RECORDS FOR THIS EXERCISE:
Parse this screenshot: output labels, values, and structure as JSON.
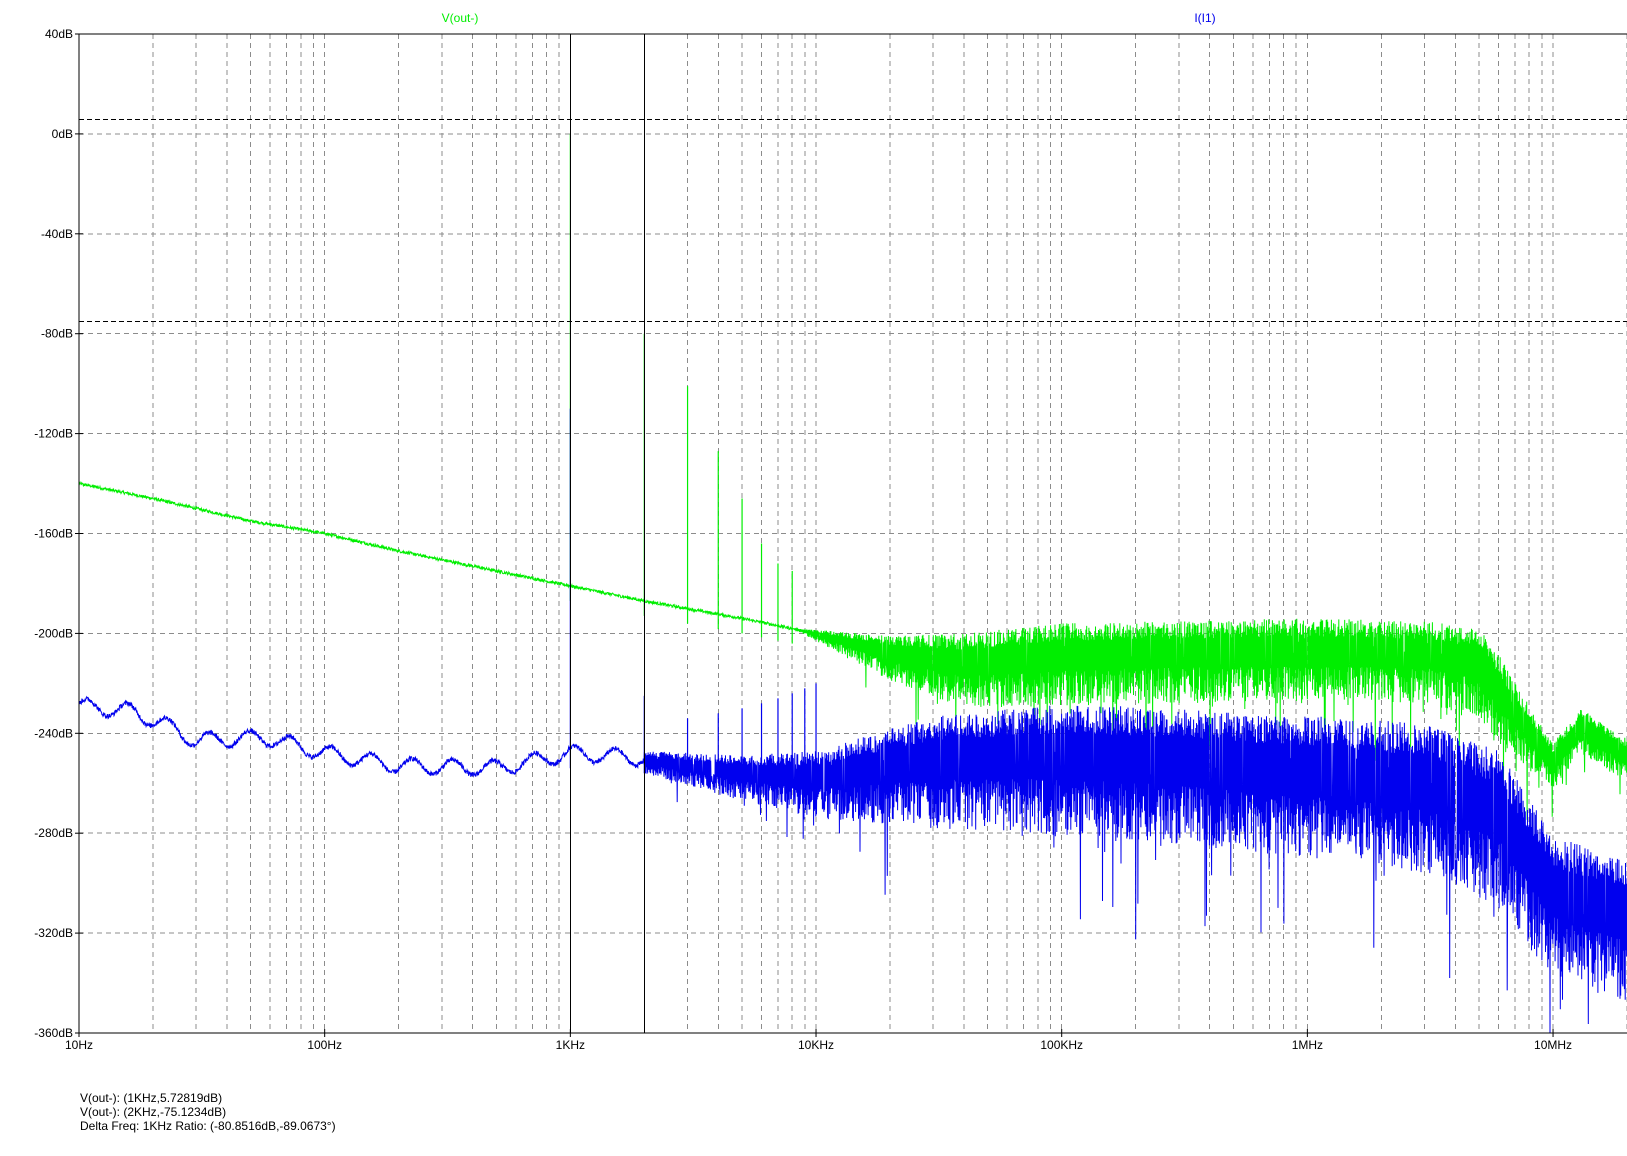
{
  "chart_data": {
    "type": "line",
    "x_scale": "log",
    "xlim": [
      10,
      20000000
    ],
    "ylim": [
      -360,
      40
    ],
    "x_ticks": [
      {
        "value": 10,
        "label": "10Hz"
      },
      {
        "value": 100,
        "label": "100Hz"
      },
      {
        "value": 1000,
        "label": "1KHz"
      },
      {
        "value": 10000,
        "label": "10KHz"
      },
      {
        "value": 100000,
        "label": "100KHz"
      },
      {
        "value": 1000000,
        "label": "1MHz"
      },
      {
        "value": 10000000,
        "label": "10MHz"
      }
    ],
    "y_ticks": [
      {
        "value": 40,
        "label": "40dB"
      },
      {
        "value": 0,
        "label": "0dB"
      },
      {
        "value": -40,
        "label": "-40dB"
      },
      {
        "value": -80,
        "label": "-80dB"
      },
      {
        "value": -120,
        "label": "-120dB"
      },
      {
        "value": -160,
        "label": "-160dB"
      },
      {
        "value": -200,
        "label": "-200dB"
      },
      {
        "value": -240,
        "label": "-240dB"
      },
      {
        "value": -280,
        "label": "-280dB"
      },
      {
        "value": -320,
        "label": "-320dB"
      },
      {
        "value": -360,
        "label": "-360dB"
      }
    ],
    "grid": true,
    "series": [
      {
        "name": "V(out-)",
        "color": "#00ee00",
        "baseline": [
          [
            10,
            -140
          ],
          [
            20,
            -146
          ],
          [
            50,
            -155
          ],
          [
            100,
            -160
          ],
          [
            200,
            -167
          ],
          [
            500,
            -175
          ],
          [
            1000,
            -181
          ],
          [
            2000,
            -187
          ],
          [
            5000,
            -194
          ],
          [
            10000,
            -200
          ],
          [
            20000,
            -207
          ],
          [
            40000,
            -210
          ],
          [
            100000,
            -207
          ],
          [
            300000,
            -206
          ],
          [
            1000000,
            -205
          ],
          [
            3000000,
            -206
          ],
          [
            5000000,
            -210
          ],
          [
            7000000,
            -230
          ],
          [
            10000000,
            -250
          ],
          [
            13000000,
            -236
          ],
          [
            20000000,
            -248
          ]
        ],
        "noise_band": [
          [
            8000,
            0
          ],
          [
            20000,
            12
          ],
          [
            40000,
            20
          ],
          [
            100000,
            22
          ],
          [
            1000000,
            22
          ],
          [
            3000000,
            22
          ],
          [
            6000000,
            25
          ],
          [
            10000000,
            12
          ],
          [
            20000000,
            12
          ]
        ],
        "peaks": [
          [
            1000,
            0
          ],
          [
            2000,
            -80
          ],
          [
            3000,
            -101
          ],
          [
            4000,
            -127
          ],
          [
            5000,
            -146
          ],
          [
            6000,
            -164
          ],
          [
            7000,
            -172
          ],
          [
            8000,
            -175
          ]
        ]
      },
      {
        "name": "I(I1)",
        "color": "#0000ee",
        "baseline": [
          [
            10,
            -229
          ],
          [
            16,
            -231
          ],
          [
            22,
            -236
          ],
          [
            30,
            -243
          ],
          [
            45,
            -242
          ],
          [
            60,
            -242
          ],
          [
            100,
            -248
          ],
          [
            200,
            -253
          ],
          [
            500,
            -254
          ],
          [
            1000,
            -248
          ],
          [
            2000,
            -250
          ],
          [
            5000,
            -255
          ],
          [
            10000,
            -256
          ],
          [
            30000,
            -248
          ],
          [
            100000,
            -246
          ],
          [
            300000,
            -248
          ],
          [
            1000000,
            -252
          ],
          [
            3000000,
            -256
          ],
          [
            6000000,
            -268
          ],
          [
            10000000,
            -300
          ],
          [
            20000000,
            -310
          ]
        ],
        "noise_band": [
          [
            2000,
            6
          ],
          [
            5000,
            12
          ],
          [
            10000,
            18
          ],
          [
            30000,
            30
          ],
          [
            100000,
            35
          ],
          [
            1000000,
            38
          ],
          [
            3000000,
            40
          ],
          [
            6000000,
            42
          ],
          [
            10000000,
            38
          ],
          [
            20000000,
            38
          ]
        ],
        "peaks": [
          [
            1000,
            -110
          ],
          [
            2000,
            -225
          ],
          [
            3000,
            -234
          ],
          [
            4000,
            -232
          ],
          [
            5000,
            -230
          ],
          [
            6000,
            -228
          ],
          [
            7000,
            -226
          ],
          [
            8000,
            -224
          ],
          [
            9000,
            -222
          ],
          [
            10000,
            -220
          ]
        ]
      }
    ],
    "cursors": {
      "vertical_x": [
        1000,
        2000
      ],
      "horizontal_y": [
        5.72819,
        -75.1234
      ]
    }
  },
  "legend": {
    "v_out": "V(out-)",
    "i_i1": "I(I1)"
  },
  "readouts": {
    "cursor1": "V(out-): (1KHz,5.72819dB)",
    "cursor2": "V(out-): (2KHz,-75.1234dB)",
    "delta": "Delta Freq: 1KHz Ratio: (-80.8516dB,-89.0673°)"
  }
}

SHORT PROBLEM:
Omit the images and transcribe all of the records above word for word.

RESPONSE TO THE EXERCISE:
Parse this screenshot: output labels, values, and structure as JSON.
{
  "chart_data": {
    "type": "line",
    "x_scale": "log",
    "xlim": [
      10,
      20000000
    ],
    "ylim": [
      -360,
      40
    ],
    "x_ticks": [
      {
        "value": 10,
        "label": "10Hz"
      },
      {
        "value": 100,
        "label": "100Hz"
      },
      {
        "value": 1000,
        "label": "1KHz"
      },
      {
        "value": 10000,
        "label": "10KHz"
      },
      {
        "value": 100000,
        "label": "100KHz"
      },
      {
        "value": 1000000,
        "label": "1MHz"
      },
      {
        "value": 10000000,
        "label": "10MHz"
      }
    ],
    "y_ticks": [
      {
        "value": 40,
        "label": "40dB"
      },
      {
        "value": 0,
        "label": "0dB"
      },
      {
        "value": -40,
        "label": "-40dB"
      },
      {
        "value": -80,
        "label": "-80dB"
      },
      {
        "value": -120,
        "label": "-120dB"
      },
      {
        "value": -160,
        "label": "-160dB"
      },
      {
        "value": -200,
        "label": "-200dB"
      },
      {
        "value": -240,
        "label": "-240dB"
      },
      {
        "value": -280,
        "label": "-280dB"
      },
      {
        "value": -320,
        "label": "-320dB"
      },
      {
        "value": -360,
        "label": "-360dB"
      }
    ],
    "grid": true,
    "series": [
      {
        "name": "V(out-)",
        "color": "#00ee00",
        "baseline": [
          [
            10,
            -140
          ],
          [
            20,
            -146
          ],
          [
            50,
            -155
          ],
          [
            100,
            -160
          ],
          [
            200,
            -167
          ],
          [
            500,
            -175
          ],
          [
            1000,
            -181
          ],
          [
            2000,
            -187
          ],
          [
            5000,
            -194
          ],
          [
            10000,
            -200
          ],
          [
            20000,
            -207
          ],
          [
            40000,
            -210
          ],
          [
            100000,
            -207
          ],
          [
            300000,
            -206
          ],
          [
            1000000,
            -205
          ],
          [
            3000000,
            -206
          ],
          [
            5000000,
            -210
          ],
          [
            7000000,
            -230
          ],
          [
            10000000,
            -250
          ],
          [
            13000000,
            -236
          ],
          [
            20000000,
            -248
          ]
        ],
        "noise_band": [
          [
            8000,
            0
          ],
          [
            20000,
            12
          ],
          [
            40000,
            20
          ],
          [
            100000,
            22
          ],
          [
            1000000,
            22
          ],
          [
            3000000,
            22
          ],
          [
            6000000,
            25
          ],
          [
            10000000,
            12
          ],
          [
            20000000,
            12
          ]
        ],
        "peaks": [
          [
            1000,
            0
          ],
          [
            2000,
            -80
          ],
          [
            3000,
            -101
          ],
          [
            4000,
            -127
          ],
          [
            5000,
            -146
          ],
          [
            6000,
            -164
          ],
          [
            7000,
            -172
          ],
          [
            8000,
            -175
          ]
        ]
      },
      {
        "name": "I(I1)",
        "color": "#0000ee",
        "baseline": [
          [
            10,
            -229
          ],
          [
            16,
            -231
          ],
          [
            22,
            -236
          ],
          [
            30,
            -243
          ],
          [
            45,
            -242
          ],
          [
            60,
            -242
          ],
          [
            100,
            -248
          ],
          [
            200,
            -253
          ],
          [
            500,
            -254
          ],
          [
            1000,
            -248
          ],
          [
            2000,
            -250
          ],
          [
            5000,
            -255
          ],
          [
            10000,
            -256
          ],
          [
            30000,
            -248
          ],
          [
            100000,
            -246
          ],
          [
            300000,
            -248
          ],
          [
            1000000,
            -252
          ],
          [
            3000000,
            -256
          ],
          [
            6000000,
            -268
          ],
          [
            10000000,
            -300
          ],
          [
            20000000,
            -310
          ]
        ],
        "noise_band": [
          [
            2000,
            6
          ],
          [
            5000,
            12
          ],
          [
            10000,
            18
          ],
          [
            30000,
            30
          ],
          [
            100000,
            35
          ],
          [
            1000000,
            38
          ],
          [
            3000000,
            40
          ],
          [
            6000000,
            42
          ],
          [
            10000000,
            38
          ],
          [
            20000000,
            38
          ]
        ],
        "peaks": [
          [
            1000,
            -110
          ],
          [
            2000,
            -225
          ],
          [
            3000,
            -234
          ],
          [
            4000,
            -232
          ],
          [
            5000,
            -230
          ],
          [
            6000,
            -228
          ],
          [
            7000,
            -226
          ],
          [
            8000,
            -224
          ],
          [
            9000,
            -222
          ],
          [
            10000,
            -220
          ]
        ]
      }
    ],
    "cursors": {
      "vertical_x": [
        1000,
        2000
      ],
      "horizontal_y": [
        5.72819,
        -75.1234
      ]
    }
  },
  "legend": {
    "v_out": "V(out-)",
    "i_i1": "I(I1)"
  },
  "readouts": {
    "cursor1": "V(out-): (1KHz,5.72819dB)",
    "cursor2": "V(out-): (2KHz,-75.1234dB)",
    "delta": "Delta Freq: 1KHz Ratio: (-80.8516dB,-89.0673°)"
  }
}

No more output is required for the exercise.